• **YOUR OBJECTIVE**: Copy the lines holding the word "Castro", all of them.

• **Saved entries**:

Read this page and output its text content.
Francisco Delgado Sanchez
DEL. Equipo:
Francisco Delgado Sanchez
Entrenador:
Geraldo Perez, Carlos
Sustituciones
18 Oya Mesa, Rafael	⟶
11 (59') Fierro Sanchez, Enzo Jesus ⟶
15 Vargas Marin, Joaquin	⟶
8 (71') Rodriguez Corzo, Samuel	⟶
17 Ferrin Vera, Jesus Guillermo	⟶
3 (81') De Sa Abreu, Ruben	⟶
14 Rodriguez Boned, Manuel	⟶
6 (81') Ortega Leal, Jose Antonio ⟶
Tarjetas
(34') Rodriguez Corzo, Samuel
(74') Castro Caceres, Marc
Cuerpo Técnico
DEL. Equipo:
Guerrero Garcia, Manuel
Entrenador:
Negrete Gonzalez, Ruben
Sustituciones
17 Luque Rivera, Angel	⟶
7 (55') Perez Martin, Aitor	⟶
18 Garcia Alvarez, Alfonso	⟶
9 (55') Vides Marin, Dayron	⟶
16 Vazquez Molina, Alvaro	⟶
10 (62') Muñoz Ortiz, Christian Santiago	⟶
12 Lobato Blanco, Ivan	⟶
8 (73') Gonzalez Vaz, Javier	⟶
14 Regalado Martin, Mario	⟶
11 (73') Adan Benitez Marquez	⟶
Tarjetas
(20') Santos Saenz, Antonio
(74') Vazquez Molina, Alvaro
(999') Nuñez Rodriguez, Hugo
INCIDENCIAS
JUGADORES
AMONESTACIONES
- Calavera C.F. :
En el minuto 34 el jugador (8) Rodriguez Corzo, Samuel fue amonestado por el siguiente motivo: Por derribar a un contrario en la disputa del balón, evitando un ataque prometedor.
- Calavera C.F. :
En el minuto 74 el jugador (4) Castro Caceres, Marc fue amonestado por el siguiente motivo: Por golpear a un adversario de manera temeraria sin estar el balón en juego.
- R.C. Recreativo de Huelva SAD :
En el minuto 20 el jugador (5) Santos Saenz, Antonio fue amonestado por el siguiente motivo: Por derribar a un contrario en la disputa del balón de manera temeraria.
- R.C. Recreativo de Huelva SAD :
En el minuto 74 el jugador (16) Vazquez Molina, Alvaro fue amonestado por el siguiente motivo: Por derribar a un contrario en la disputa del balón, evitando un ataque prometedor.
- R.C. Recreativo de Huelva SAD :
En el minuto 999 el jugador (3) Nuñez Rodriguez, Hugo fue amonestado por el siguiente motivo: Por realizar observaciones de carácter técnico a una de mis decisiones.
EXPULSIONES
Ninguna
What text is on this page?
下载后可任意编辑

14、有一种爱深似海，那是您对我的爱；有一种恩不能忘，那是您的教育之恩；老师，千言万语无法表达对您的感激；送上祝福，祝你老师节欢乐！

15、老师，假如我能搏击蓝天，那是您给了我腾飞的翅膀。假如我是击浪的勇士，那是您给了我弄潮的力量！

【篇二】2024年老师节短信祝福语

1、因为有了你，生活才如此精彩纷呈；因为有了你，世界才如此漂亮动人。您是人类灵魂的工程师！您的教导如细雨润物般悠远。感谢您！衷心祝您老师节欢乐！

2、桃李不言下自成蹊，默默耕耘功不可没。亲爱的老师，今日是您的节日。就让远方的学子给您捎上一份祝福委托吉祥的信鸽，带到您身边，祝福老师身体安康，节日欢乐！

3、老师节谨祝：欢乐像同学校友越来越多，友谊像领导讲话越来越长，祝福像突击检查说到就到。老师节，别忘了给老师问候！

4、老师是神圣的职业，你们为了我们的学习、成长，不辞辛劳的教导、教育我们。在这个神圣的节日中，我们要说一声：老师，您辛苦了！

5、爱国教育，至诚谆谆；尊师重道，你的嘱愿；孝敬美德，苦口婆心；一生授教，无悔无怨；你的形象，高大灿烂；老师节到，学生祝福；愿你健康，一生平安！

• **RESULT OF THE EXERCISE**:
(74') Castro Caceres, Marc
En el minuto 74 el jugador (4) Castro Caceres, Marc fue amonestado por el siguiente motivo: Por golpear a un adversario de manera temeraria sin estar el balón en juego.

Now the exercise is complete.